Copy out each line of the material in which the word "screenshot" appears.

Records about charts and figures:
▬▬▬

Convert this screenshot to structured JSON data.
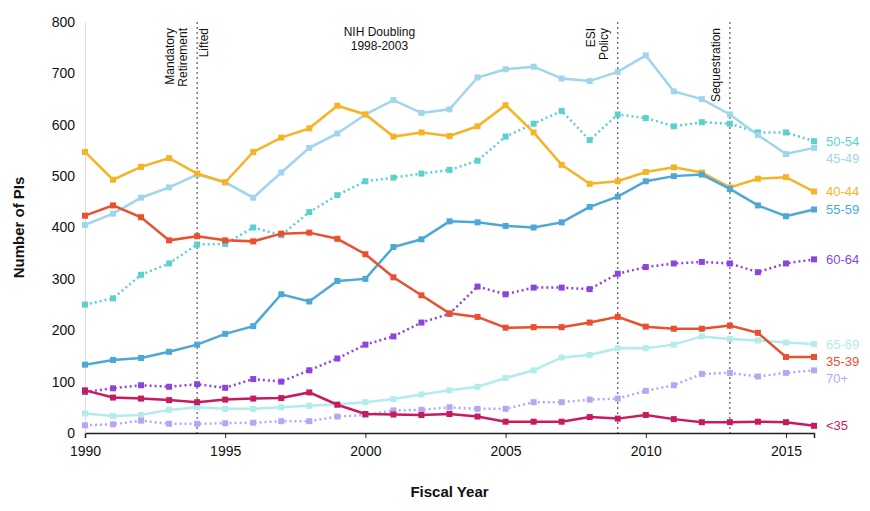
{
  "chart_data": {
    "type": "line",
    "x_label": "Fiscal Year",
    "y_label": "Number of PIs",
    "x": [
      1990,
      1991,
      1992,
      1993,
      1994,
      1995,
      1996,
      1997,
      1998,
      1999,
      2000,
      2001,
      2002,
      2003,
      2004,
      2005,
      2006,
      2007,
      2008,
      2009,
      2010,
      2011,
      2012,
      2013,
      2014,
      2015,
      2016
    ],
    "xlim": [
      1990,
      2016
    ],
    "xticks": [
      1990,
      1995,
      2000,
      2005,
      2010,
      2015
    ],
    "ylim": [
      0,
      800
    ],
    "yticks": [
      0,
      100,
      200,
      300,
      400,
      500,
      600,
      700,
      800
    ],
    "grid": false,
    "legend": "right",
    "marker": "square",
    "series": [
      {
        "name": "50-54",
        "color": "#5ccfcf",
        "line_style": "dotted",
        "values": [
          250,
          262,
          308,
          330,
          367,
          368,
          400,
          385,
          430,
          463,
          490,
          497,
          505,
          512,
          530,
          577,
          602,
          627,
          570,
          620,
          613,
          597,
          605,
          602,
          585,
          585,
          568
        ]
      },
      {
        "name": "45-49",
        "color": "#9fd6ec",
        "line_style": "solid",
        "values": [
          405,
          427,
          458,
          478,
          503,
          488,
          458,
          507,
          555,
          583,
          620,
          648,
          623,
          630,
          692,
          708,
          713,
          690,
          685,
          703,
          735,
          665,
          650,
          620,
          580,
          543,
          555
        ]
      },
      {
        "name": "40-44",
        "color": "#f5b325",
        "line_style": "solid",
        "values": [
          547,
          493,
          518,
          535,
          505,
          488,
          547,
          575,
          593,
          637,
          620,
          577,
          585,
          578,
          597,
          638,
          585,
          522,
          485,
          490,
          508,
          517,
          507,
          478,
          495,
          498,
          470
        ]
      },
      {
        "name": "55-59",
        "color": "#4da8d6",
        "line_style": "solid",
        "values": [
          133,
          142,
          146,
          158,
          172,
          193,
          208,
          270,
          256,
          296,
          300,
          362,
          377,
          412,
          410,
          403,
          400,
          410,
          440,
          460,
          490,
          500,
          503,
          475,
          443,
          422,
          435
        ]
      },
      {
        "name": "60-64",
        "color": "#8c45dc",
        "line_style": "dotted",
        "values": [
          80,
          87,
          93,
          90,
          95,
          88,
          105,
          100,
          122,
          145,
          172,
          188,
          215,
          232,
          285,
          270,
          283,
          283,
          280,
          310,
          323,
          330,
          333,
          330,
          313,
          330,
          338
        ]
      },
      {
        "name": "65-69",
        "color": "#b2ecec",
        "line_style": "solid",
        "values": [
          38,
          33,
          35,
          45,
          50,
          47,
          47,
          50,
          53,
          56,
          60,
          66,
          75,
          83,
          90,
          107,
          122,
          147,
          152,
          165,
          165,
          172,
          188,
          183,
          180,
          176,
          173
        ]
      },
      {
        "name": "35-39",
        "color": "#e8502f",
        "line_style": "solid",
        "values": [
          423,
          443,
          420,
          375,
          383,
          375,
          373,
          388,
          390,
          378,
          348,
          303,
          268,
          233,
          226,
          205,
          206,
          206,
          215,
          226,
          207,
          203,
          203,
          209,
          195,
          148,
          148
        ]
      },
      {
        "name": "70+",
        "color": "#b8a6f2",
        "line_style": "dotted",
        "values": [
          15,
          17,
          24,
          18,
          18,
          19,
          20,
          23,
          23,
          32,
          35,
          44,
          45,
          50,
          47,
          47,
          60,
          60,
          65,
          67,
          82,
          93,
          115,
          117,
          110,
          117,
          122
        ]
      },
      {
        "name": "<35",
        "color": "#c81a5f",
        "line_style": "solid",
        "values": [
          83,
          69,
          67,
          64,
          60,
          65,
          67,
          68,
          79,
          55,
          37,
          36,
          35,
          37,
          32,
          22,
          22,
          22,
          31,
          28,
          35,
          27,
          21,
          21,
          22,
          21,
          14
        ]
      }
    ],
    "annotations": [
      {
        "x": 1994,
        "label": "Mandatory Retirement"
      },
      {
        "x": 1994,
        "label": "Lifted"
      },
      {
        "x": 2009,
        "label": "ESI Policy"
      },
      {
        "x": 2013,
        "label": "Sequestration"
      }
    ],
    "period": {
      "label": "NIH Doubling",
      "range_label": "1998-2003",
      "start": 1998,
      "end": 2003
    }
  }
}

▬▬▬

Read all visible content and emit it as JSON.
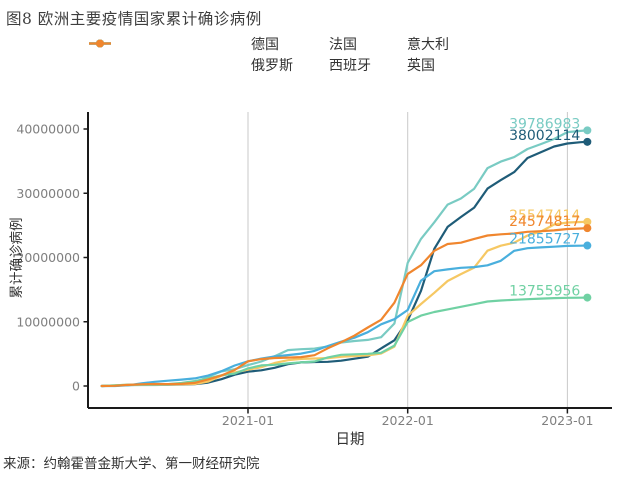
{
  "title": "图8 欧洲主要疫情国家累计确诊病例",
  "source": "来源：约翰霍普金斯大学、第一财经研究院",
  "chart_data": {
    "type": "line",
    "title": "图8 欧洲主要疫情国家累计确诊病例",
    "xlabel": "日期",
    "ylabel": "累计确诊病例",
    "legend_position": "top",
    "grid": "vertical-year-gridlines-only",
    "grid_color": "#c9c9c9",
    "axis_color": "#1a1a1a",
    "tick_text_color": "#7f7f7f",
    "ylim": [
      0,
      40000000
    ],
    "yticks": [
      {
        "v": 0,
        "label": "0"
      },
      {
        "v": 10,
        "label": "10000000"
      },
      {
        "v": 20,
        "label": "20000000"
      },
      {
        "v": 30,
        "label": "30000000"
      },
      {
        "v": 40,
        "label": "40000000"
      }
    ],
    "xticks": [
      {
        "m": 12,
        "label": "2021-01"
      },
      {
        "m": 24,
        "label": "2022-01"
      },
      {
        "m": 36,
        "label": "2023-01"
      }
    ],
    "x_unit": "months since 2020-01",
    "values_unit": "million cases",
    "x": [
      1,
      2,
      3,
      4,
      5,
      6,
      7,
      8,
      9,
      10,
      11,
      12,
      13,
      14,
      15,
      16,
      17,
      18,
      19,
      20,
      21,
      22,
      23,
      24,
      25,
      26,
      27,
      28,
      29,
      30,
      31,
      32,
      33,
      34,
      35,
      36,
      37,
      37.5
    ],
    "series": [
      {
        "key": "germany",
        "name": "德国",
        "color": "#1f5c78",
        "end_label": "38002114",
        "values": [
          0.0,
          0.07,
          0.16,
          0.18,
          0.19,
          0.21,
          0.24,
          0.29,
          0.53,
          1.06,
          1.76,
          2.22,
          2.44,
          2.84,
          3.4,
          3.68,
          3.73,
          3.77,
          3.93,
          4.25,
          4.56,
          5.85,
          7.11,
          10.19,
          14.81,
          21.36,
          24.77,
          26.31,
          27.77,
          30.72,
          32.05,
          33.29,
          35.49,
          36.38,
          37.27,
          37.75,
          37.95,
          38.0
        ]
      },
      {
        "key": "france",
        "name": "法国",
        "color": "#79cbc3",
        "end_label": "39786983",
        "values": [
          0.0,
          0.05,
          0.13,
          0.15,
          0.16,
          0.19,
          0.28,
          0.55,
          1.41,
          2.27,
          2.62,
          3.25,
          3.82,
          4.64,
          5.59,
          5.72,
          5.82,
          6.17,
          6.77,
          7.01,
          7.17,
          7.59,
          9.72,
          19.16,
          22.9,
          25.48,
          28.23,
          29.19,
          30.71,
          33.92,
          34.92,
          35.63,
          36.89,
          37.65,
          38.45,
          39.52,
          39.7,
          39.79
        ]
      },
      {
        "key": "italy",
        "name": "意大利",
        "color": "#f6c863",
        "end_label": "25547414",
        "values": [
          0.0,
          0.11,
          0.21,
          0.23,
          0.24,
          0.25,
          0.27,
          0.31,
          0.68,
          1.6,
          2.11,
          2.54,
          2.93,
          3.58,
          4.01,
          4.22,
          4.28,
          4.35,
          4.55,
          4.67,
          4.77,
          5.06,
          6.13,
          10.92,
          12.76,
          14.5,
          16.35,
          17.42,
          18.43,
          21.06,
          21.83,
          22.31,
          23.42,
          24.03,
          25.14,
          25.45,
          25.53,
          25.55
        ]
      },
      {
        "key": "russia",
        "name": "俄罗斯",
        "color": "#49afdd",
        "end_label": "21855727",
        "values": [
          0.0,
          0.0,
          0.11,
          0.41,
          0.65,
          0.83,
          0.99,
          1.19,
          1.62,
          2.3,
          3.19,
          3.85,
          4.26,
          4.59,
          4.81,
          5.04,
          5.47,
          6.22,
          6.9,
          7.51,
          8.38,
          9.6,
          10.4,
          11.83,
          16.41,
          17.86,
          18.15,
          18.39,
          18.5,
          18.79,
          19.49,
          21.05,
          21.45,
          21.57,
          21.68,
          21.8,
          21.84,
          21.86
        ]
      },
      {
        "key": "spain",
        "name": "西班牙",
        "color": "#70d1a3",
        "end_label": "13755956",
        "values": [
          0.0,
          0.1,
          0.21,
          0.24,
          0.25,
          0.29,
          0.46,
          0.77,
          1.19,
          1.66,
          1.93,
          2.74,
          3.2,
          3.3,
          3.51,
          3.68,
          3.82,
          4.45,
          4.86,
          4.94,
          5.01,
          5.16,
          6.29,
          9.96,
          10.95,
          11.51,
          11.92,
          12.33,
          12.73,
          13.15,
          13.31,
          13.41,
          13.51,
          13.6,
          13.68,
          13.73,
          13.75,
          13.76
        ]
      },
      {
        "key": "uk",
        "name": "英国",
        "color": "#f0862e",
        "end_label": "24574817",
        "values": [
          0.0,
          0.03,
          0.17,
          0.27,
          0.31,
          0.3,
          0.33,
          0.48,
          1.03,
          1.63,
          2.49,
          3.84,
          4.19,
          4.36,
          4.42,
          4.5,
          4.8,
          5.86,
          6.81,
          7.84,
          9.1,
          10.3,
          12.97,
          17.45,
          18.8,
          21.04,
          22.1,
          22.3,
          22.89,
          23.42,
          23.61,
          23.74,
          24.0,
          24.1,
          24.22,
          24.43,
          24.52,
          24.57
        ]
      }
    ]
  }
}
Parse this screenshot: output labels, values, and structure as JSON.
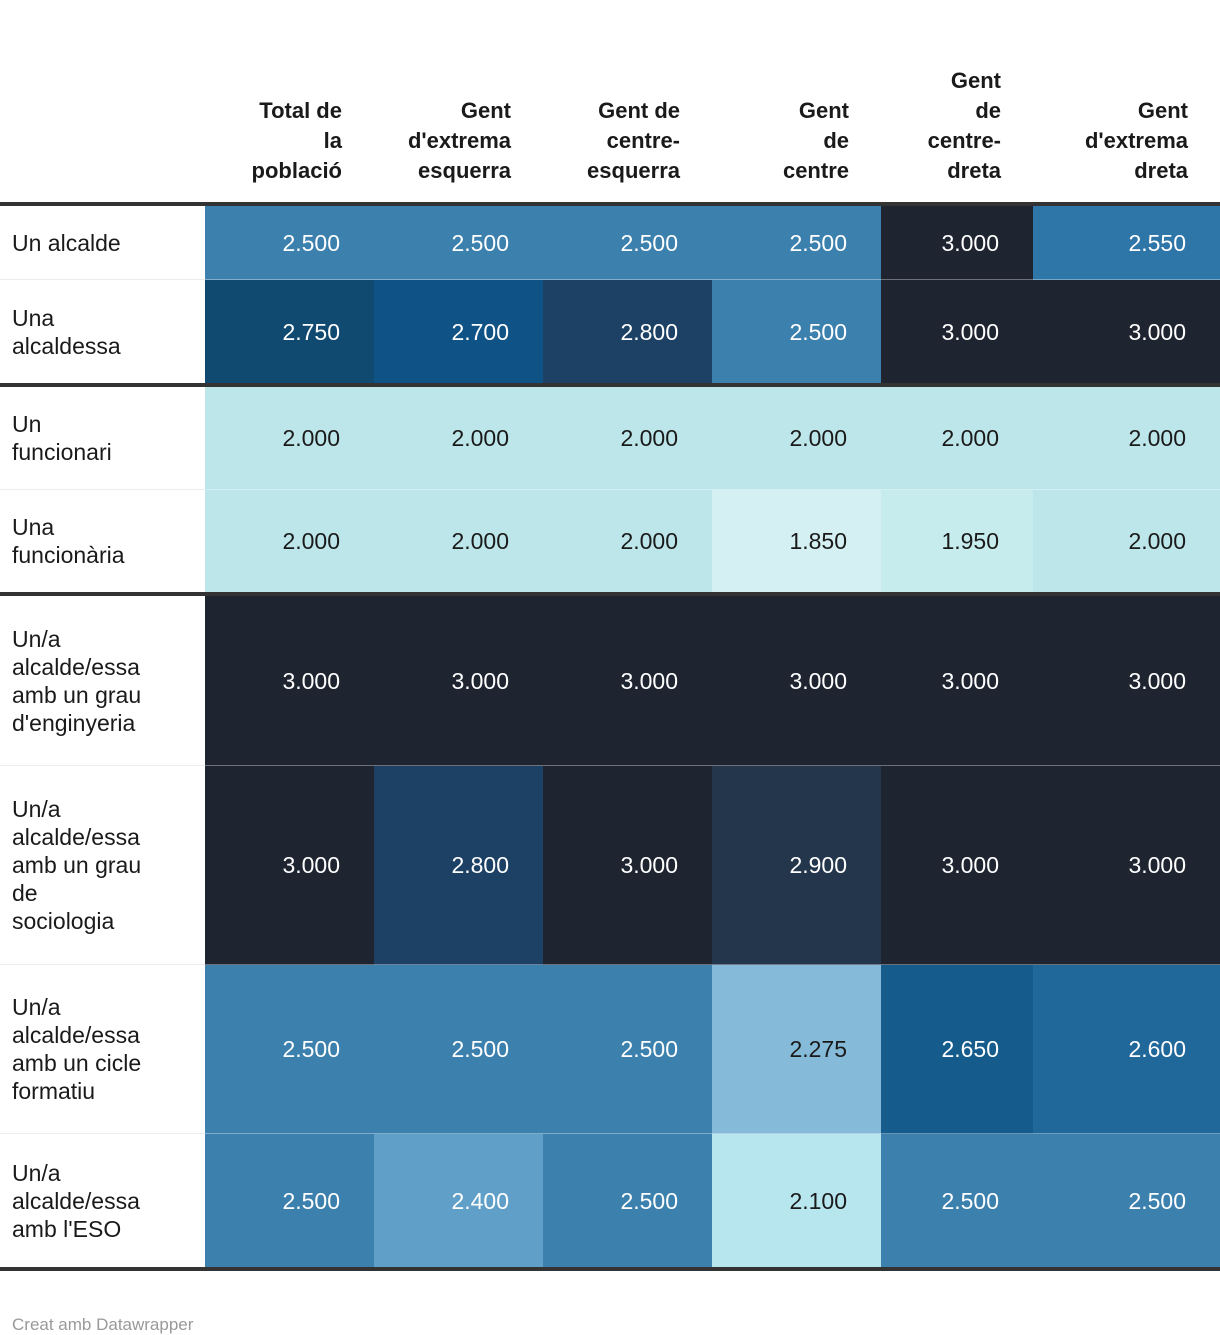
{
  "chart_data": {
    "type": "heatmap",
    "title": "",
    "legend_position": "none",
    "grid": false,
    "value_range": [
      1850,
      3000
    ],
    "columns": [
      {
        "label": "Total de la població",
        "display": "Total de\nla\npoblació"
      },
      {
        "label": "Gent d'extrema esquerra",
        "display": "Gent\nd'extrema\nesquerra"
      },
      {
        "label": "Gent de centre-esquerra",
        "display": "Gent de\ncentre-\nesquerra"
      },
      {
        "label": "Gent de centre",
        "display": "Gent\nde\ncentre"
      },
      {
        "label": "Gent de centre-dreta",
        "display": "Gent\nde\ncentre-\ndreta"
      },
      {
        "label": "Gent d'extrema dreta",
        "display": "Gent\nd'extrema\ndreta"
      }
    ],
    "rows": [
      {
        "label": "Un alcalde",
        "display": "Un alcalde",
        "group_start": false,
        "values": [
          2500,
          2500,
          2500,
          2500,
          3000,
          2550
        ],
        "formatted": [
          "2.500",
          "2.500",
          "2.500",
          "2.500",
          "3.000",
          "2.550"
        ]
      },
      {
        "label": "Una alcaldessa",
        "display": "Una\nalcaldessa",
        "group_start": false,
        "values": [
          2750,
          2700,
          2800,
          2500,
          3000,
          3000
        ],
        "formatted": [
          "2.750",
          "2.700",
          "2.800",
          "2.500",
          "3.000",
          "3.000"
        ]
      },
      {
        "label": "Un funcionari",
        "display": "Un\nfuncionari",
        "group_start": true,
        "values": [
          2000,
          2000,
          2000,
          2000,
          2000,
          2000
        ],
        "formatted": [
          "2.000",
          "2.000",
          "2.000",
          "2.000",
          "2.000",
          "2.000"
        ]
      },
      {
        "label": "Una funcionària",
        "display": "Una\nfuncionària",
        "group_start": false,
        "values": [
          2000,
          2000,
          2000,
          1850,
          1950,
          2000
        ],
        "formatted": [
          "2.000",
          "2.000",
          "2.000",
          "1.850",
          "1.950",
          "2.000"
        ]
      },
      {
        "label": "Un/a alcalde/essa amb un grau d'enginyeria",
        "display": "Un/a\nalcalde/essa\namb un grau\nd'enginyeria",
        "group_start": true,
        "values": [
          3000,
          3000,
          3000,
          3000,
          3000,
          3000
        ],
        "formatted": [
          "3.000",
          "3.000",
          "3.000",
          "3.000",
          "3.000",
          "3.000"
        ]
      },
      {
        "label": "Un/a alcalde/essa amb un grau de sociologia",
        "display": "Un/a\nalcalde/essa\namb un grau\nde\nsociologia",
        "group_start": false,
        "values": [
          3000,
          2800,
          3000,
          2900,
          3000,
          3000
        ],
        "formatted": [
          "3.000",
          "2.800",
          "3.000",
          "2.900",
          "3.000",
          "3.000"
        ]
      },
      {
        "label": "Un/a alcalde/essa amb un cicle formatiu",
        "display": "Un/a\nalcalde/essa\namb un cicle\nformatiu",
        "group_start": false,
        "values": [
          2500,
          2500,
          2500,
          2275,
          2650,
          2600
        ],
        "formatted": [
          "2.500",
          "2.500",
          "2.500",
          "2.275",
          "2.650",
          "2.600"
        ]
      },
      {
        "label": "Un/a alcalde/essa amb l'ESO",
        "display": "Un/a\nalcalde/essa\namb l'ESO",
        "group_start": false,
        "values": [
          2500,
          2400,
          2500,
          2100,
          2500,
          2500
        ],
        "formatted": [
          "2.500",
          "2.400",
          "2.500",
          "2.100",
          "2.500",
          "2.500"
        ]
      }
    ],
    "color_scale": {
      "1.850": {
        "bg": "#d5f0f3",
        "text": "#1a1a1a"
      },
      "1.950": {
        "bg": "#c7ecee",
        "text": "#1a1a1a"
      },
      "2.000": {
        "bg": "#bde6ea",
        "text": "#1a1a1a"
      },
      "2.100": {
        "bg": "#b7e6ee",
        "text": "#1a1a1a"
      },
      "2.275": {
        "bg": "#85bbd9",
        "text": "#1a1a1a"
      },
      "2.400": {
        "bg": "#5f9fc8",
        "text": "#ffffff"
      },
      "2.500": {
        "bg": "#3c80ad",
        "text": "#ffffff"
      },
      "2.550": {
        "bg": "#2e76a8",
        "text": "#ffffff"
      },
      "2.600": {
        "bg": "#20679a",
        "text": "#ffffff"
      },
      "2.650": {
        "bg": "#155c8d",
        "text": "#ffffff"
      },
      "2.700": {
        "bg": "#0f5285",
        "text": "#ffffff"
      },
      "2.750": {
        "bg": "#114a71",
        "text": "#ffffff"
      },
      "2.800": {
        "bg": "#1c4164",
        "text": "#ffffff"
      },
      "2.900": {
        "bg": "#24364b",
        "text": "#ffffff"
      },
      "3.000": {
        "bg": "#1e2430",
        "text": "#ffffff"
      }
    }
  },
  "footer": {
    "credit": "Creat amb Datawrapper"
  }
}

▬▬▬

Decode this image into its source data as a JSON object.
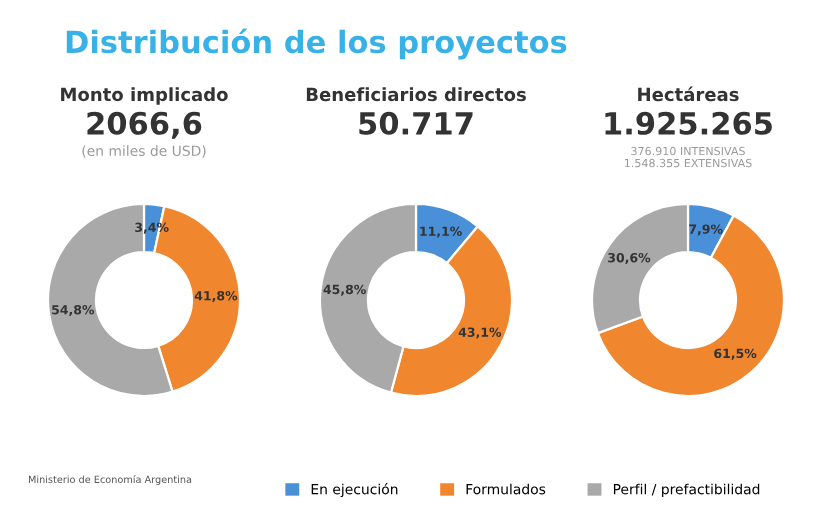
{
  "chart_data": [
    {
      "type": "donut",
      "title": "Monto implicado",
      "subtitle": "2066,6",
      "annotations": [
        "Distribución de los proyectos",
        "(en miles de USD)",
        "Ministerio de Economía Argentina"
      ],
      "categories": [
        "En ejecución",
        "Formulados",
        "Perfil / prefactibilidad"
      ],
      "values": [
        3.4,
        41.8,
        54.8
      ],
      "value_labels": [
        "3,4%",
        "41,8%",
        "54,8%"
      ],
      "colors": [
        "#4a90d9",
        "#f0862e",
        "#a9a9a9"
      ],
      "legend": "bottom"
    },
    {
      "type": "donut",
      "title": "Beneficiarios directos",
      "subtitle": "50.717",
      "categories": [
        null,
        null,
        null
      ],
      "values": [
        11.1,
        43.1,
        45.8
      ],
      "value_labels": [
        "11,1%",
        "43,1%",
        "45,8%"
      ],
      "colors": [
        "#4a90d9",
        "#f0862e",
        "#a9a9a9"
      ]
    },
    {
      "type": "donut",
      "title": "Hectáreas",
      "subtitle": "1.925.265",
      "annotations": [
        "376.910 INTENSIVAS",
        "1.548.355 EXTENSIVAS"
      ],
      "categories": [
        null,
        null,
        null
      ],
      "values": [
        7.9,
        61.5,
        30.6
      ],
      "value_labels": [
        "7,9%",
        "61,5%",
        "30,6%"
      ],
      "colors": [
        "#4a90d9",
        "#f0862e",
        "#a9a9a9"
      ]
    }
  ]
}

▬▬▬

Problem solution »
Convert this screenshot to structured JSON data.
Parse this screenshot: output labels, values, and structure as JSON.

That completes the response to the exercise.